### TEXT SHOWN
↓

It can get messy quickly when you bring data from different sources to Google Sheets for blending. A good way to stay organized with your data is to divide them into separate tabs.

Evan
“It’s a good idea to separate your data into three buckets — raw data, blended data, and reporting data. So basically, you want to be able to make changes to both your raw layer and blended layer. But then you want to keep the final report as clean as possible.”
Even Kaeding, Senior Sales Engineer, Supermetrics

The ‘raw data’ tab is where you store all your unformatted raw data from your data sources. In this example report, we use Supermetrics to pull data from Facebook, Microsoft, and Google Ads into three separate tabs.

Put your unformatted data into the raw data tab

The ‘blended data’ tab is where the magic happens. You can match your data together and perform some calculations to get more insights from your data.

Campaign blended data tab

The ‘reporting data’ tab is where you put the last piece of the puzzle. When you’re done enriching and transforming the data, you can present them in a separate tab where it’s easier to monitor.

Additionally, you can connect the ‘reporting data’ tab to Google Data Studio to bring the final results to your dashboard. You can find the Google Sheets connector in the connector gallery.

Google Sheets Google Data Studio connector

Next, let’s take a look at some functions you need to know when blending data in Google Sheets.

Three useful functions for joining data in Google Sheets

VLOOKUP

VLOOKUP is one of the most used functions for data joining. It lets you search for a value in one table and use it in another table.

The syntax for VLOOKUP is:

VLOOKUP (search_key, range, index, [is_sort])

  • search_key: the value you want to look up.
  • range: the range that contains the value you want to look up. Note that VLOOKUP will search from the first column in your range.
  • index: the column number (within your chosen range) that contains the returning value.
  • is_sort: this parameter is optional. Here, you can specify if you want to receive an exact match (FALSE) or the nearest match value (TRUE). In the case of data joining, you’ll want to set it to an exact match.

You’re telling Google Sheets what value you want to search for, where you want to search for it, the column number in the range that has the value to return, and finally, if you want to receive an exact match (FALSE) or the nearest match (TRUE).

Let’s say you have two tables:

  • A marketing table with data about date, source, medium, campaign, impressions, cost, and clicks
  • A conversion table with data about date, source, medium, transactions, and revenue.
Marketing performance and conversion table

According to Bartosz, there are two steps to connecting the puzzles.

First, you need to create composite keys for two tables using the TEXTJOIN function. Each composite key can be used to uniquely identify each row of the table. Without the composite keys, you’re likely to run into one-to-many relationships. Additionally, you can use them as join keys for VLOOKUP.

Your composite keys will include campaigns’ date, source, medium, and campaign (which means campaign name in this case). It’ll look something like this.

↑

### INPUT FOR THIS TASK
↓

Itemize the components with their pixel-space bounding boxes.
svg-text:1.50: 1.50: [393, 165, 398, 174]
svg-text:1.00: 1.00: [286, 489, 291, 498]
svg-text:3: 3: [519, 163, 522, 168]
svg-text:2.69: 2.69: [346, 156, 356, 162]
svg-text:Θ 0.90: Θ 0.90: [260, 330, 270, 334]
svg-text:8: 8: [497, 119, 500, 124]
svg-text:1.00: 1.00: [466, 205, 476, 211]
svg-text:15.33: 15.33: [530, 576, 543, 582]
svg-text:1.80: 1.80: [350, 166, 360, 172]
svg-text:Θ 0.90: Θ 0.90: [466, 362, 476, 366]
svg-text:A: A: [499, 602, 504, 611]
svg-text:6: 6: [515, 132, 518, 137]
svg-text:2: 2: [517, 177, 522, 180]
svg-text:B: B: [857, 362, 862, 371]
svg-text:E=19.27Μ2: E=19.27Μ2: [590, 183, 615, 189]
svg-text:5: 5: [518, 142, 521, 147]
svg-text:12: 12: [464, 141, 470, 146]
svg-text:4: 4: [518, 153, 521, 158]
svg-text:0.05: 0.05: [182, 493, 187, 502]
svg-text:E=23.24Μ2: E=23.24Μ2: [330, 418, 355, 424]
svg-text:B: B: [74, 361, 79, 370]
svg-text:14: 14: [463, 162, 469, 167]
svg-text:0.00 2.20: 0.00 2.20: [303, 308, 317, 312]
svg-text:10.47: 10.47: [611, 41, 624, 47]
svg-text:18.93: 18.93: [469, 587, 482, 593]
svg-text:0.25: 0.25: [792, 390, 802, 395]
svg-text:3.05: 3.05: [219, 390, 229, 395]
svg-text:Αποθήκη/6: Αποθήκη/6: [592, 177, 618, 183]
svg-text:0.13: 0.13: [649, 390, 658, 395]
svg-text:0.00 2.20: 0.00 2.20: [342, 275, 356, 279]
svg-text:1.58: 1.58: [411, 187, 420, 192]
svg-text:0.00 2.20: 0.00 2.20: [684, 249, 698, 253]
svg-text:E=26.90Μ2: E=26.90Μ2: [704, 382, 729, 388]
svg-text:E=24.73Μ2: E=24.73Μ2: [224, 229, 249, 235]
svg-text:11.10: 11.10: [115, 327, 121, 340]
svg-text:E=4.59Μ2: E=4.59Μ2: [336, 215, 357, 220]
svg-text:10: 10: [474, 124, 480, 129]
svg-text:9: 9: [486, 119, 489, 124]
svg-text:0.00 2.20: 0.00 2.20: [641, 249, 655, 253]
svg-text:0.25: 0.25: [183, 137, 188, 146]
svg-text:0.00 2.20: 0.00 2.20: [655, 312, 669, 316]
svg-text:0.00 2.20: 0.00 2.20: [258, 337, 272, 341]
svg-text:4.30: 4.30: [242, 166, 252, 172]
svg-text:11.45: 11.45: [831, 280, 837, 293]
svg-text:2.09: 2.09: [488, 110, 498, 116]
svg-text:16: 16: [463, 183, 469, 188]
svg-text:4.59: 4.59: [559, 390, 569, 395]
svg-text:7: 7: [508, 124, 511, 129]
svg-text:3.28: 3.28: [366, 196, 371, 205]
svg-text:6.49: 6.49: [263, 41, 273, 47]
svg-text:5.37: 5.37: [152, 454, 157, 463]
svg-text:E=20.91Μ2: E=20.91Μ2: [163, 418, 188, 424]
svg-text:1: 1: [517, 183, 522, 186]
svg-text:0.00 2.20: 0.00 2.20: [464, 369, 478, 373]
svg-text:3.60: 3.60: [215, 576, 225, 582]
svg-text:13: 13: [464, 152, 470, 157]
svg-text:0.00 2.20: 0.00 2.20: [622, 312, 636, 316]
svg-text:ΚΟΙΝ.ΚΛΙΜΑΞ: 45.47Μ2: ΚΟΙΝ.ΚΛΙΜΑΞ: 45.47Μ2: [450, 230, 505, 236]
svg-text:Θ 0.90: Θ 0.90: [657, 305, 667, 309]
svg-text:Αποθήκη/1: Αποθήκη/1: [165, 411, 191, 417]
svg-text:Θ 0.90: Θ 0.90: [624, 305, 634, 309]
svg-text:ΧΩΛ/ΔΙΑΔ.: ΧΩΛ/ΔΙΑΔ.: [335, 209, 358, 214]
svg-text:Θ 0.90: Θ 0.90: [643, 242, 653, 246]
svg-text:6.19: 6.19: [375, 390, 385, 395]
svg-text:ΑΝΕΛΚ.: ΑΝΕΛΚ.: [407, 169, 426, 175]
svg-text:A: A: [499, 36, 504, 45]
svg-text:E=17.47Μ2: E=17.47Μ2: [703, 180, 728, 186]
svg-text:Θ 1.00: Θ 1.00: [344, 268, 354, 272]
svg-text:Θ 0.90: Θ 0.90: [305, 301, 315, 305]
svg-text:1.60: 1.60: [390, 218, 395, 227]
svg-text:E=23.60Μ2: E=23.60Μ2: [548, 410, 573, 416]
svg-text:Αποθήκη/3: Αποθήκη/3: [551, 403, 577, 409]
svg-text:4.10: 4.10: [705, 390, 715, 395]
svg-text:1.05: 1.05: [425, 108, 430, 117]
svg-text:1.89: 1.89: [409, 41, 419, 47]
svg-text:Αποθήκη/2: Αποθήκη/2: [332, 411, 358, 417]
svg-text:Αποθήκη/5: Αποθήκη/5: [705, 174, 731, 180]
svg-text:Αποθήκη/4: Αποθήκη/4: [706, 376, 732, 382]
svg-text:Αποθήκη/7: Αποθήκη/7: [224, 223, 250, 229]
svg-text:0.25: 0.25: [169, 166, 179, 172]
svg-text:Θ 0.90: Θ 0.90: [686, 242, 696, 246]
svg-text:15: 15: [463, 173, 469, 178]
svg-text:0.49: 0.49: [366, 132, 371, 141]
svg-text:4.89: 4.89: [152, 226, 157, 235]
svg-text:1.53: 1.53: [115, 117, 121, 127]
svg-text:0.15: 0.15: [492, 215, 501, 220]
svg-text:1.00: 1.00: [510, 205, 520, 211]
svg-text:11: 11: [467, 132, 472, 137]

↑

### PROBLEMS
**A.** Arrange the rows as a JSON list of strings, one string per line and no blank lines, starting from their first line and ending with the line containing "svg-text:Θ 0.90: Θ 0.90: [466, 362, 476, 366]".
**B.** Pick up the text on blending data in Google Sheets and continue it from the point where it stops.

### THE RESULTS
**A.**
[
  "Itemize the components with their pixel-space bounding boxes.",
  "svg-text:1.50: 1.50: [393, 165, 398, 174]",
  "svg-text:1.00: 1.00: [286, 489, 291, 498]",
  "svg-text:3: 3: [519, 163, 522, 168]",
  "svg-text:2.69: 2.69: [346, 156, 356, 162]",
  "svg-text:Θ 0.90: Θ 0.90: [260, 330, 270, 334]",
  "svg-text:8: 8: [497, 119, 500, 124]",
  "svg-text:1.00: 1.00: [466, 205, 476, 211]",
  "svg-text:15.33: 15.33: [530, 576, 543, 582]",
  "svg-text:1.80: 1.80: [350, 166, 360, 172]",
  "svg-text:Θ 0.90: Θ 0.90: [466, 362, 476, 366]"
]

**B.**
Create composite keys

Next, use VLOOKUP to join two tables. For example, the formula for combining transaction data with the marketing table is:

VLOOKUP($A4,$A$22:$J$33,6,0)

Tip: Using absolute reference makes it easier for Google to search for the value and for you to drag the formula across your spreadsheet.

Simply put, Google searches the first column for the composite keys and returns the corresponding transactions.

Vlookup formula

IF + REGEXPMATCH

The first step is to remap the campaign name to new values with an IF function (columns F and N). That new cleaned-up name is then used as a join-key to generate the metrics table on the right side of the sheet, where metrics from two sources are aggregated together where the previously remapped campaign name matches.

The function we’re looking at next is a nested function — IF + REGEXPMATCH, where

  • IF starts a conditional evaluation.
  • REGEXPMATCH checks the target for a text match

Bartosz finds that this function comes in handy when he needs to remap campaign names from one or many different data sources.

Let’s take a look at the table below. As you can see, it has different naming conventions, for example, ‘Google Data Studio’ and ‘googledatastudio’ or ‘Enterprise’ and ‘enterprise’.

Google Analytics campaign performance data

You can put all your Google Data Studio campaigns in one basket and Enterprise campaigns in one basket using this formula:

=IF(

REGEXMATCH(A7,"Data Studio|datastudio"),"Data Studio Campaigns",

IF(REGEXMATCH(A7,"Enterprise|enterprise"),"Enterprise campaigns"

))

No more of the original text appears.